Exercise: Return every line of the data below unchanged, character for character.

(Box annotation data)
>> start

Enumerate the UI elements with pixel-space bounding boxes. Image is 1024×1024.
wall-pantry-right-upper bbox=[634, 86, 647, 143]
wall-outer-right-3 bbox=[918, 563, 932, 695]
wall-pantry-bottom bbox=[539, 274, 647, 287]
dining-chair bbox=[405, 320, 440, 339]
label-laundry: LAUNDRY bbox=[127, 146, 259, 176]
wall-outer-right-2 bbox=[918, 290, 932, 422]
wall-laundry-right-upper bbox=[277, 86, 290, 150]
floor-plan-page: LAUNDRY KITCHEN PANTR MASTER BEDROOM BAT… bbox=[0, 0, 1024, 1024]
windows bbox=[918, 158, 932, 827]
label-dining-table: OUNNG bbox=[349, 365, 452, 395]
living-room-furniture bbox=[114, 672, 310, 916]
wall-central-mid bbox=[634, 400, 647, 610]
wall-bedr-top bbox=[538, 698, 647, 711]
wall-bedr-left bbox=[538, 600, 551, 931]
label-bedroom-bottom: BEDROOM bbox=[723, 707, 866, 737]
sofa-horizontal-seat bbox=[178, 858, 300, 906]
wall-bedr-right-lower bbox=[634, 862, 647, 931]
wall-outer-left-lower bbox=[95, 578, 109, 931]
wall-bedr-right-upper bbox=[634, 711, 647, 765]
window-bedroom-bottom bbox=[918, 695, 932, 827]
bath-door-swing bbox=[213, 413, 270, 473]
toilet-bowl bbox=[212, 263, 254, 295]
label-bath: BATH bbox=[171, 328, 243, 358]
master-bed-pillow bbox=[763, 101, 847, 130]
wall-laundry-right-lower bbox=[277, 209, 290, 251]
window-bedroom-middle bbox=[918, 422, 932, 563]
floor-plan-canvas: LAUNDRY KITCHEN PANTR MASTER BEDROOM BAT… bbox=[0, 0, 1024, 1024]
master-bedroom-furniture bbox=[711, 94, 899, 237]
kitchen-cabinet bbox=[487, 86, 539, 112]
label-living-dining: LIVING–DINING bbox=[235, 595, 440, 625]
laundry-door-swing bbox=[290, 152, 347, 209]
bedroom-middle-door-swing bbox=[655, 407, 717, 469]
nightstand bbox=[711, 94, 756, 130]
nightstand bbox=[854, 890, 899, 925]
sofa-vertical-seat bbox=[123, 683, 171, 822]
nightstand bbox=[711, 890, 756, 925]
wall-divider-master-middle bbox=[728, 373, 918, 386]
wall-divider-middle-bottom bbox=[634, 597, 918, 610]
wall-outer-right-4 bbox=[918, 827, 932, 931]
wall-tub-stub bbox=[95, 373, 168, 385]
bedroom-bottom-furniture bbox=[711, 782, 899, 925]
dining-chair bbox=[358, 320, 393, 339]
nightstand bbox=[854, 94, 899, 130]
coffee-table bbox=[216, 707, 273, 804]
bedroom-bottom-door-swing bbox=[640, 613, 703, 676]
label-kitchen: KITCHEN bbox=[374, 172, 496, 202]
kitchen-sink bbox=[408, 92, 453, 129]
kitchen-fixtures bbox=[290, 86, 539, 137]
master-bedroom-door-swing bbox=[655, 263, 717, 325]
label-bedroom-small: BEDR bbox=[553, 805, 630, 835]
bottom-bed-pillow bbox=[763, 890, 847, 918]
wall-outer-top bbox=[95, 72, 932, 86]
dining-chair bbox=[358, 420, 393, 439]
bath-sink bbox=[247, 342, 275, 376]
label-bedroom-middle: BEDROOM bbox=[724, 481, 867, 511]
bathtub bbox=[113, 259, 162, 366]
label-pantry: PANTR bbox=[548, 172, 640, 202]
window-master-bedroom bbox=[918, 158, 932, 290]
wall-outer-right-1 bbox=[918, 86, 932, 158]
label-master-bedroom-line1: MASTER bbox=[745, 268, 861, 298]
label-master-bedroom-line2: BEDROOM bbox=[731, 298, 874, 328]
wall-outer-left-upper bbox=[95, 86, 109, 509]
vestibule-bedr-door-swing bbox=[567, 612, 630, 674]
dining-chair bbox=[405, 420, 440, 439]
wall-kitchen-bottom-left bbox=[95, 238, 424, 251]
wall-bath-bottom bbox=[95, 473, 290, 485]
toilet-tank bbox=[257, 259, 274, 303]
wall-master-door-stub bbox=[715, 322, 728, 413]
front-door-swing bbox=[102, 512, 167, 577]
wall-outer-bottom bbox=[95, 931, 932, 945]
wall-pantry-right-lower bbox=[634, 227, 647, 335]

>> end

Completed exercise:
Enumerate the UI elements with pixel-space bounding boxes. Image is 1024×1024.
wall-pantry-right-upper bbox=[634, 86, 647, 143]
wall-outer-right-3 bbox=[918, 563, 932, 695]
wall-pantry-bottom bbox=[539, 274, 647, 287]
dining-chair bbox=[405, 320, 440, 339]
label-laundry: LAUNDRY bbox=[127, 146, 259, 176]
wall-outer-right-2 bbox=[918, 290, 932, 422]
wall-laundry-right-upper bbox=[277, 86, 290, 150]
floor-plan-page: LAUNDRY KITCHEN PANTR MASTER BEDROOM BAT… bbox=[0, 0, 1024, 1024]
windows bbox=[918, 158, 932, 827]
label-dining-table: OUNNG bbox=[349, 365, 452, 395]
living-room-furniture bbox=[114, 672, 310, 916]
wall-central-mid bbox=[634, 400, 647, 610]
wall-bedr-top bbox=[538, 698, 647, 711]
wall-bedr-left bbox=[538, 600, 551, 931]
label-bedroom-bottom: BEDROOM bbox=[723, 707, 866, 737]
sofa-horizontal-seat bbox=[178, 858, 300, 906]
wall-bedr-right-lower bbox=[634, 862, 647, 931]
wall-outer-left-lower bbox=[95, 578, 109, 931]
wall-bedr-right-upper bbox=[634, 711, 647, 765]
window-bedroom-bottom bbox=[918, 695, 932, 827]
bath-door-swing bbox=[213, 413, 270, 473]
toilet-bowl bbox=[212, 263, 254, 295]
label-bath: BATH bbox=[171, 328, 243, 358]
master-bed-pillow bbox=[763, 101, 847, 130]
wall-laundry-right-lower bbox=[277, 209, 290, 251]
window-bedroom-middle bbox=[918, 422, 932, 563]
floor-plan-canvas: LAUNDRY KITCHEN PANTR MASTER BEDROOM BAT… bbox=[0, 0, 1024, 1024]
master-bedroom-furniture bbox=[711, 94, 899, 237]
kitchen-cabinet bbox=[487, 86, 539, 112]
label-living-dining: LIVING–DINING bbox=[235, 595, 440, 625]
laundry-door-swing bbox=[290, 152, 347, 209]
bedroom-middle-door-swing bbox=[655, 407, 717, 469]
nightstand bbox=[711, 94, 756, 130]
nightstand bbox=[854, 890, 899, 925]
sofa-vertical-seat bbox=[123, 683, 171, 822]
nightstand bbox=[711, 890, 756, 925]
wall-divider-master-middle bbox=[728, 373, 918, 386]
wall-divider-middle-bottom bbox=[634, 597, 918, 610]
wall-outer-right-4 bbox=[918, 827, 932, 931]
wall-tub-stub bbox=[95, 373, 168, 385]
bedroom-bottom-furniture bbox=[711, 782, 899, 925]
dining-chair bbox=[358, 320, 393, 339]
nightstand bbox=[854, 94, 899, 130]
coffee-table bbox=[216, 707, 273, 804]
bedroom-bottom-door-swing bbox=[640, 613, 703, 676]
label-kitchen: KITCHEN bbox=[374, 172, 496, 202]
kitchen-sink bbox=[408, 92, 453, 129]
kitchen-fixtures bbox=[290, 86, 539, 137]
master-bedroom-door-swing bbox=[655, 263, 717, 325]
label-bedroom-small: BEDR bbox=[553, 805, 630, 835]
bottom-bed-pillow bbox=[763, 890, 847, 918]
wall-outer-top bbox=[95, 72, 932, 86]
dining-chair bbox=[358, 420, 393, 439]
bath-sink bbox=[247, 342, 275, 376]
label-bedroom-middle: BEDROOM bbox=[724, 481, 867, 511]
bathtub bbox=[113, 259, 162, 366]
label-pantry: PANTR bbox=[548, 172, 640, 202]
window-master-bedroom bbox=[918, 158, 932, 290]
wall-outer-right-1 bbox=[918, 86, 932, 158]
label-master-bedroom-line1: MASTER bbox=[745, 268, 861, 298]
label-master-bedroom-line2: BEDROOM bbox=[731, 298, 874, 328]
wall-outer-left-upper bbox=[95, 86, 109, 509]
vestibule-bedr-door-swing bbox=[567, 612, 630, 674]
dining-chair bbox=[405, 420, 440, 439]
wall-kitchen-bottom-left bbox=[95, 238, 424, 251]
wall-bath-bottom bbox=[95, 473, 290, 485]
toilet-tank bbox=[257, 259, 274, 303]
wall-master-door-stub bbox=[715, 322, 728, 413]
front-door-swing bbox=[102, 512, 167, 577]
wall-outer-bottom bbox=[95, 931, 932, 945]
wall-pantry-right-lower bbox=[634, 227, 647, 335]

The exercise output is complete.